Well, the to-do list of pain and suffering is actually going pretty well. I need to do another pass on the story outline before I can call it done, all my Bookslut stuff is sent in, I'm taking my car in tomorrow morning for maintenance (which means I should figure out if I've got any sort of warrenty, huh?). The Office is a shining jewel of awesomeness, I'm going to the yarn store tonight for some more yarn and advice on the Knitting Stitch That Plagues Me So...
Last night was the first time I'd ever visited a a comic book store to pay my condolences. It was surreal, to say the least.
I can't say I knew Bill Liebowitz, but I saw him all the time at GA, and he always treated me with respect during those early years, when I was frantically catching up with Gaiman and Miller and Moore. No condescention, no patronizing looks -- just a nice smile and perhaps a recommendation or two as he handed me my crack. Many girl comics nerds will tell you, that's golden. He was a true ambassador.

-- WHAT YOU ARE ASKED TO DO --
Rewrite the part of the blog entry that begins at the words "Well, the to-do" and stops after "say the least.", replacing "yarn store" with "craft store". The records have no connection to the blog entry.

-- RECORDS SHOWN --

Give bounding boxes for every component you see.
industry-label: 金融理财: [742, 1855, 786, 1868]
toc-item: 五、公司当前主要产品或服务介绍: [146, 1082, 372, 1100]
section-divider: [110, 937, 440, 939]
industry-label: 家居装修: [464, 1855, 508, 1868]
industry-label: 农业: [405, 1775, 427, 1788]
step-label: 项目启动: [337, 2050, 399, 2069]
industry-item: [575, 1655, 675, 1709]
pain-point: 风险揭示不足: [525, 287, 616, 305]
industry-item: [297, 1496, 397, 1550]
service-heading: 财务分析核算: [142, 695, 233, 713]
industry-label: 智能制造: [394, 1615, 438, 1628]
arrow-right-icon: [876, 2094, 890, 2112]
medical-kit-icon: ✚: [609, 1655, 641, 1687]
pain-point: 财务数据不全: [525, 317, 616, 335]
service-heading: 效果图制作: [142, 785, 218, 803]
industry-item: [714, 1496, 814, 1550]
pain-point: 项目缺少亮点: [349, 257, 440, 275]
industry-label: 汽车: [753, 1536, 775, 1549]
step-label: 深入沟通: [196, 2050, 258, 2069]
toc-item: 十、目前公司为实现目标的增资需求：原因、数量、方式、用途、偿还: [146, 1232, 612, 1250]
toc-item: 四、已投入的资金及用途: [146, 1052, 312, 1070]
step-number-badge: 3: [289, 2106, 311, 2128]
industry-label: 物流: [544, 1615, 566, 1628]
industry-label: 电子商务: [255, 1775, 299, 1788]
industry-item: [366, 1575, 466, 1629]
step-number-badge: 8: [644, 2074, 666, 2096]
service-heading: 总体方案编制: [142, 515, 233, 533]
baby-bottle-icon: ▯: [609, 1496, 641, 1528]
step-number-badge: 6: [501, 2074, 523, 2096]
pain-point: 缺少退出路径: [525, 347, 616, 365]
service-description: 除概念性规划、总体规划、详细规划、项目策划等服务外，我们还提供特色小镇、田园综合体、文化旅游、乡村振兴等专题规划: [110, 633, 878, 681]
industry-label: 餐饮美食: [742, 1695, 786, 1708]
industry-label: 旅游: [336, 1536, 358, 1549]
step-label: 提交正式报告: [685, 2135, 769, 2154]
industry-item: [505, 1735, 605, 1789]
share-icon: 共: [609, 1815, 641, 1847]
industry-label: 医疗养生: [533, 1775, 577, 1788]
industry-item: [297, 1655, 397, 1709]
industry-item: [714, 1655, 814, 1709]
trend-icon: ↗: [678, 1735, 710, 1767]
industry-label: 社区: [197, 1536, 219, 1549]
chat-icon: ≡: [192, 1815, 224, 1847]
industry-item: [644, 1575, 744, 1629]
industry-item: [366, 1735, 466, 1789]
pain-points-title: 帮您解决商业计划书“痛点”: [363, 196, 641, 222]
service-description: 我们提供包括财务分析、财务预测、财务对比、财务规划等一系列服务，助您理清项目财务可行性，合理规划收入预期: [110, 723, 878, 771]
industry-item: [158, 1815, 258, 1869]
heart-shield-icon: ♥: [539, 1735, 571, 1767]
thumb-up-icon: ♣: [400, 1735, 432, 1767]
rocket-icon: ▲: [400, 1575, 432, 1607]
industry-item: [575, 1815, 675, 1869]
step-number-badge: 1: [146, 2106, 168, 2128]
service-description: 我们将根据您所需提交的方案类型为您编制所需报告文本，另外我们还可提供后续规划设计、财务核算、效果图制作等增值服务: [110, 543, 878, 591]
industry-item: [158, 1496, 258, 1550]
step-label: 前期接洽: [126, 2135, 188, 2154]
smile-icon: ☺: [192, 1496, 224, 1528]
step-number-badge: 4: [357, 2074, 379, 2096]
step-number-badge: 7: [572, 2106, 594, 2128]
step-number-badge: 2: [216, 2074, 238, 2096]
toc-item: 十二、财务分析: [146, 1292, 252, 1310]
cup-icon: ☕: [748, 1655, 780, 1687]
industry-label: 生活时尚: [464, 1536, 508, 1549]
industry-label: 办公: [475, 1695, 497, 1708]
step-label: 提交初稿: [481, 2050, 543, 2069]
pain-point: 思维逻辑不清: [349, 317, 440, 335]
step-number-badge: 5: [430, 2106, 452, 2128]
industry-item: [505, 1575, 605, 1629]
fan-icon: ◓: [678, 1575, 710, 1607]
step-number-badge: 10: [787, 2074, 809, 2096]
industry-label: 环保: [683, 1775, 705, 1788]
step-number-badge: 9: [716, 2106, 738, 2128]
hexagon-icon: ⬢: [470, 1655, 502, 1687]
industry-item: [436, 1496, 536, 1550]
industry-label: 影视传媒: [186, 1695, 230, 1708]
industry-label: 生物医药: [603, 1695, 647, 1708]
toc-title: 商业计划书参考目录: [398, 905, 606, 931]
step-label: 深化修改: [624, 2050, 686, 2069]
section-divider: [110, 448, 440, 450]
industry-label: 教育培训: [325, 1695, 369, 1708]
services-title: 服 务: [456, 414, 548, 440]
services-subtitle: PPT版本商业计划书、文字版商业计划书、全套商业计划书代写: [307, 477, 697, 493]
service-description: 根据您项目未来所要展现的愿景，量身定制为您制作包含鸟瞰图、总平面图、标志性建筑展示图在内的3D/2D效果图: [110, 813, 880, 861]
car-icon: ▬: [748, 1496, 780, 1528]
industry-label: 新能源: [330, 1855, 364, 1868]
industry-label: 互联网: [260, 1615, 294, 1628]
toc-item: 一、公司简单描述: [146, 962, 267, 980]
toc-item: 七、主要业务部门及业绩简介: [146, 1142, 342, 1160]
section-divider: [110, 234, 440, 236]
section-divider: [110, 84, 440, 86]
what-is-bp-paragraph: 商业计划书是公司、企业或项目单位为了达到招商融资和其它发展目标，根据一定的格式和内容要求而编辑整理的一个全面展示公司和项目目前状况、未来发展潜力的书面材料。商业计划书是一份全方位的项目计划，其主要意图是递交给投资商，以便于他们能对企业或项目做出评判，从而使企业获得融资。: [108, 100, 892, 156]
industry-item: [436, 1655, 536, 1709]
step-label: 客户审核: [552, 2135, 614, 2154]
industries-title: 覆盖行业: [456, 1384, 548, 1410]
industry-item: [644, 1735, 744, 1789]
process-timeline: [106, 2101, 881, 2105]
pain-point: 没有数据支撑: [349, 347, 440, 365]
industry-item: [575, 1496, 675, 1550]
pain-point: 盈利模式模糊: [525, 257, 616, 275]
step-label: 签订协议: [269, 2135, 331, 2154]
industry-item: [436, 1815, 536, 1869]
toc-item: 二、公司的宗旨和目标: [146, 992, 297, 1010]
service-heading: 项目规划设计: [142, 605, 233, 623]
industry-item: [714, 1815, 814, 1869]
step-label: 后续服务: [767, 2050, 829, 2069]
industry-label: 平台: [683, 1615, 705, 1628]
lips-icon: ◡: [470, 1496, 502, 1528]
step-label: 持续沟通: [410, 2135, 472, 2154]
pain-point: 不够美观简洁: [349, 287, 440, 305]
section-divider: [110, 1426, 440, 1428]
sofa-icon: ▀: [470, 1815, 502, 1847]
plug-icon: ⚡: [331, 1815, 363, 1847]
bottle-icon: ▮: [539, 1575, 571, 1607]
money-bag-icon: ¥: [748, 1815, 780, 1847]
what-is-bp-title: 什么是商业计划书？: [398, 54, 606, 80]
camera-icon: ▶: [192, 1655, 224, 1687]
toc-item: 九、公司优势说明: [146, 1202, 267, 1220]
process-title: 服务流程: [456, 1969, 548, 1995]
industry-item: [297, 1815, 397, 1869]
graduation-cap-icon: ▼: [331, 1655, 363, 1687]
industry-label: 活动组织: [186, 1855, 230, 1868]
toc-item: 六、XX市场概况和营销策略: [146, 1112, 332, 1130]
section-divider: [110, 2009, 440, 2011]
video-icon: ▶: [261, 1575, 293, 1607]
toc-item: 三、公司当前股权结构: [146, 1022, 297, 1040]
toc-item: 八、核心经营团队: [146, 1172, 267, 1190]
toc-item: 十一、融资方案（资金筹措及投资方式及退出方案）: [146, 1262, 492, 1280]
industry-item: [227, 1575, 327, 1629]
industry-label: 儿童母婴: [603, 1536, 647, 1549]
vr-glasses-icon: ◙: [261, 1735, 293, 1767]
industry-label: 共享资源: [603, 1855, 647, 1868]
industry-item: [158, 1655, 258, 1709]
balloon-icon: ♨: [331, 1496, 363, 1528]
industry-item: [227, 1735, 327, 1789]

-- SOLUTION FOR THIS PROBLEM --
Well, the to-do list of pain and suffering is actually going pretty well. I need to do another pass on the story outline before I can call it done, all my Bookslut stuff is sent in, I'm taking my car in tomorrow morning for maintenance (which means I should figure out if I've got any sort of warrenty, huh?). The Office is a shining jewel of awesomeness, I'm going to the craft store tonight for some more yarn and advice on the Knitting Stitch That Plagues Me So...
Last night was the first time I'd ever visited a a comic book store to pay my condolences. It was surreal, to say the least.